A run of records
## Start
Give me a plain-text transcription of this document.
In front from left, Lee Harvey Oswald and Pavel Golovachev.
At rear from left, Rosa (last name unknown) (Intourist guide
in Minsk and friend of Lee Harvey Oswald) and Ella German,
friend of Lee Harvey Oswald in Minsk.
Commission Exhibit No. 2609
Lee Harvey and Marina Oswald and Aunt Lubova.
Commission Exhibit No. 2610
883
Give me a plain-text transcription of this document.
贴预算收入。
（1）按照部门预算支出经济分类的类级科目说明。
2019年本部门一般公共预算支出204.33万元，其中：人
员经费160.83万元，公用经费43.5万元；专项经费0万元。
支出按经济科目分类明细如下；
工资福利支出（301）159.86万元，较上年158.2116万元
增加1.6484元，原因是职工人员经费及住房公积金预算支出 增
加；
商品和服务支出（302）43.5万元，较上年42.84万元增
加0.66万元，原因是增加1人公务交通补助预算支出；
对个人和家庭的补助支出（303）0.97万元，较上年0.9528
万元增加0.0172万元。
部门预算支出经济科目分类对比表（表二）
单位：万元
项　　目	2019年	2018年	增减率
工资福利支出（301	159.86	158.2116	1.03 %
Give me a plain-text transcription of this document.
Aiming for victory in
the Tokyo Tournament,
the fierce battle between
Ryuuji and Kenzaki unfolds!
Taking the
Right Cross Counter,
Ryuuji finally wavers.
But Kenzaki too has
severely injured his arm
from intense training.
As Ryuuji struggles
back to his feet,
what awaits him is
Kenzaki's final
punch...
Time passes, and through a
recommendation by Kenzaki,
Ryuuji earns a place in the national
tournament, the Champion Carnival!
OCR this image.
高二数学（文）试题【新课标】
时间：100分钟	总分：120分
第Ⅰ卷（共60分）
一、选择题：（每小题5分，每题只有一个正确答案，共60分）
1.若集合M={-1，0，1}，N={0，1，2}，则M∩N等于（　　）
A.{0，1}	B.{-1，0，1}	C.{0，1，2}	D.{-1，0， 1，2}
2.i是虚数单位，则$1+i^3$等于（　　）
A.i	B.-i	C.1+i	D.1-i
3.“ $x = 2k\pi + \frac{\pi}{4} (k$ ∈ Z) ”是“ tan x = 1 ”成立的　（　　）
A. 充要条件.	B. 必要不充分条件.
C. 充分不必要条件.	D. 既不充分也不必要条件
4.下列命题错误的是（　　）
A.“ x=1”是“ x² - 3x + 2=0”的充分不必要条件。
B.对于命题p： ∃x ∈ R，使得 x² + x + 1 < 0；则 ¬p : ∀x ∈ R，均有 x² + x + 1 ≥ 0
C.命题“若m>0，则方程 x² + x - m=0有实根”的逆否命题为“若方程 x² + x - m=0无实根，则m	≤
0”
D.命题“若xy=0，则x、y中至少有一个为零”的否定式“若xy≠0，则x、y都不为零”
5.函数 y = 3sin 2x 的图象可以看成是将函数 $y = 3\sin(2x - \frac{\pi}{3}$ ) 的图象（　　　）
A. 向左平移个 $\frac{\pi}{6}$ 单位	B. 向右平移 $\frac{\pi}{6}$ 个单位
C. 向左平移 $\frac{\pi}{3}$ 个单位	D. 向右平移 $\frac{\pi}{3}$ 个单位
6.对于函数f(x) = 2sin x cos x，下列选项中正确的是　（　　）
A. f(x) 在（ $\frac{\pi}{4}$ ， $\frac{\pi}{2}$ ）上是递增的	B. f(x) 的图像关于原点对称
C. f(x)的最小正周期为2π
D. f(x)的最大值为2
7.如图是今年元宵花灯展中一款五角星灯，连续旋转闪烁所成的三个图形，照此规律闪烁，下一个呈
## End
Written exercise:
Extract every line above that contains the word "Commission".

Complete output:
Commission Exhibit No. 2609
Commission Exhibit No. 2610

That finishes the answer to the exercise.